▶ _Set problem_: Which lines in the records below contain the word "JSON"? Copy each one out.

▶ _Data supplied_:
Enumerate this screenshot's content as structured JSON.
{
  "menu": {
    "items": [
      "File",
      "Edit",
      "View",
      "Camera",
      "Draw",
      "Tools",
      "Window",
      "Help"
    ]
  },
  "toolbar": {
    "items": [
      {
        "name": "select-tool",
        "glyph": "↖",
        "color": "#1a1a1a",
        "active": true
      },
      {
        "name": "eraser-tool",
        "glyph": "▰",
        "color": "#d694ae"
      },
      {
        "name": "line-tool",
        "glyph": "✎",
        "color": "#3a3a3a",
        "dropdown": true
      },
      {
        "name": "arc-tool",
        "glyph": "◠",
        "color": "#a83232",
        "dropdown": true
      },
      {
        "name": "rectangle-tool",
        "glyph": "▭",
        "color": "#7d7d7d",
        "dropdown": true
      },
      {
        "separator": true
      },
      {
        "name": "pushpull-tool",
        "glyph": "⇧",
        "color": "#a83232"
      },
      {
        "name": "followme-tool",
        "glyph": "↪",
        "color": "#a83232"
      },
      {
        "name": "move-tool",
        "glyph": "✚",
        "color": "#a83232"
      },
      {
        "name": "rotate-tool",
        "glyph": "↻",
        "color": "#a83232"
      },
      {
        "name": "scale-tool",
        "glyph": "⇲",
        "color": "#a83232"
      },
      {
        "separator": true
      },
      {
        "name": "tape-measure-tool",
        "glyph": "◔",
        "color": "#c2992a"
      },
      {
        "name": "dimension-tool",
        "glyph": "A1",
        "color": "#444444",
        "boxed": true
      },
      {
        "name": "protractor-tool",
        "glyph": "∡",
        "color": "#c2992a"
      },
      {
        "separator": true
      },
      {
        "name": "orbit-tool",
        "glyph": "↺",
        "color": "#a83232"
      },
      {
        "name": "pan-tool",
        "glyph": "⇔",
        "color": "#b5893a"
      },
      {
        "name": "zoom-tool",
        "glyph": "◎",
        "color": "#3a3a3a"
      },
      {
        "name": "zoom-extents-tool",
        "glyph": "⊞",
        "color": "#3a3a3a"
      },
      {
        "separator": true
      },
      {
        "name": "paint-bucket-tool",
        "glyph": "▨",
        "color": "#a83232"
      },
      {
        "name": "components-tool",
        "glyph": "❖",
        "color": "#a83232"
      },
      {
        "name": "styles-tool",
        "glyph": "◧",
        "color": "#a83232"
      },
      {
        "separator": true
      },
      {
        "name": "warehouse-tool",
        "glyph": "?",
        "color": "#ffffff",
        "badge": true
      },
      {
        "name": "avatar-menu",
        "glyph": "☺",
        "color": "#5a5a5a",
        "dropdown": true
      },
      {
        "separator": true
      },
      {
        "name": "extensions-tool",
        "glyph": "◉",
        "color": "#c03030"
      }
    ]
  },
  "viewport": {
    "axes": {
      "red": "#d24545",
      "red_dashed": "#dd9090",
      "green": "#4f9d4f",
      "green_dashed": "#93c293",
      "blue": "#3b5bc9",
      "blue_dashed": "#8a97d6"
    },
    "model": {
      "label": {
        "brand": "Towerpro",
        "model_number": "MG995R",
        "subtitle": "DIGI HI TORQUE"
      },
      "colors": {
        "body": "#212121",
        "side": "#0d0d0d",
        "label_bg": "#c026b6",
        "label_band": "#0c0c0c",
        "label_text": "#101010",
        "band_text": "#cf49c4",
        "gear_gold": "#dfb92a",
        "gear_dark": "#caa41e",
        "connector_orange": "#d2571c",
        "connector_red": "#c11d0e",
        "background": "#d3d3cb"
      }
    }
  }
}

==

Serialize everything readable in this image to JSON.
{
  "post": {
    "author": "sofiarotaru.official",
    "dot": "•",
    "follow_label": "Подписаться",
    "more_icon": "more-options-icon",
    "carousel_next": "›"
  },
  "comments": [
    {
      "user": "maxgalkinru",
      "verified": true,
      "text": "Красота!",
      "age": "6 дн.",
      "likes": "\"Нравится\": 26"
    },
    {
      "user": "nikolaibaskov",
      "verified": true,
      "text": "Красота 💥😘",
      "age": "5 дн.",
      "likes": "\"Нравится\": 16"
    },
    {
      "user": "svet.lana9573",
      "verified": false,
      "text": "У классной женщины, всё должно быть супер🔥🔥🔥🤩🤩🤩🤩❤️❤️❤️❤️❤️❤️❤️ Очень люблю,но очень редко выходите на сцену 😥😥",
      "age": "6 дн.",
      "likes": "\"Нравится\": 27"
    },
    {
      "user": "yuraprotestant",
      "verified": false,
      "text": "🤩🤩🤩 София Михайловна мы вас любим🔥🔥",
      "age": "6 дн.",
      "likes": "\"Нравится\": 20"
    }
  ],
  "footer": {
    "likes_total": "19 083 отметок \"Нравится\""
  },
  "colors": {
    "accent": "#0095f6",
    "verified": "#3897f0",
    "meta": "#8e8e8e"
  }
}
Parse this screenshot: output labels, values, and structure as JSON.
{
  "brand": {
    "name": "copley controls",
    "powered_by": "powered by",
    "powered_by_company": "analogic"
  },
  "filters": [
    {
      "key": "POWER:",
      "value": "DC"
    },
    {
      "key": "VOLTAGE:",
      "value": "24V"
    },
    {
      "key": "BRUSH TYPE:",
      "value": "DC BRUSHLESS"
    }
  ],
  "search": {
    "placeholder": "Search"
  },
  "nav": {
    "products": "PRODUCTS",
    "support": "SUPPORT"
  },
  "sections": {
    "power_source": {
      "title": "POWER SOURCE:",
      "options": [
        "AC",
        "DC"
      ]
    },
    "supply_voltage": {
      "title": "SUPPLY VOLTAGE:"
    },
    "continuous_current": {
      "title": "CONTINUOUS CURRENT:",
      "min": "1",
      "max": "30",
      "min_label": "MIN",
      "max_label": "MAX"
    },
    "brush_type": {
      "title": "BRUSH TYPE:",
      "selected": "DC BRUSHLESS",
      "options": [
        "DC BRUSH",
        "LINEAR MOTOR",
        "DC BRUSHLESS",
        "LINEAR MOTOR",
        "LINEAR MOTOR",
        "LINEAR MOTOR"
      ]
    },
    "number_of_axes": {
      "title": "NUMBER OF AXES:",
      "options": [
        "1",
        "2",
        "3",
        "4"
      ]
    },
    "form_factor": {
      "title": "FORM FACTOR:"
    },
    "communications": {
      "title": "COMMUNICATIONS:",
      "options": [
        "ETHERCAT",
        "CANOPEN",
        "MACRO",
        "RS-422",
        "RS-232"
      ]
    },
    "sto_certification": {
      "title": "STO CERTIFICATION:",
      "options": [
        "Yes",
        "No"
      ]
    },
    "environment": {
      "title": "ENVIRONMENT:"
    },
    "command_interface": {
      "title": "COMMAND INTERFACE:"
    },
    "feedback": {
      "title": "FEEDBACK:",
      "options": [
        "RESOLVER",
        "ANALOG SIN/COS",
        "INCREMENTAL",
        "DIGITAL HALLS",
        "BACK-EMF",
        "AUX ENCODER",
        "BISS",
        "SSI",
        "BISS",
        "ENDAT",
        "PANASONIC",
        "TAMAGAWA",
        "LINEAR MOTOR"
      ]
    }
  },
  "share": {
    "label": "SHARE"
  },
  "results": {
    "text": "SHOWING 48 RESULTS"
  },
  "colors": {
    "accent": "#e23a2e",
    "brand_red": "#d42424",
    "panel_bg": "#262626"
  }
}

▶ _Task result_:
Enumerate this screenshot's content as structured JSON.
Serialize everything readable in this image to JSON.
Parse this screenshot: output labels, values, and structure as JSON.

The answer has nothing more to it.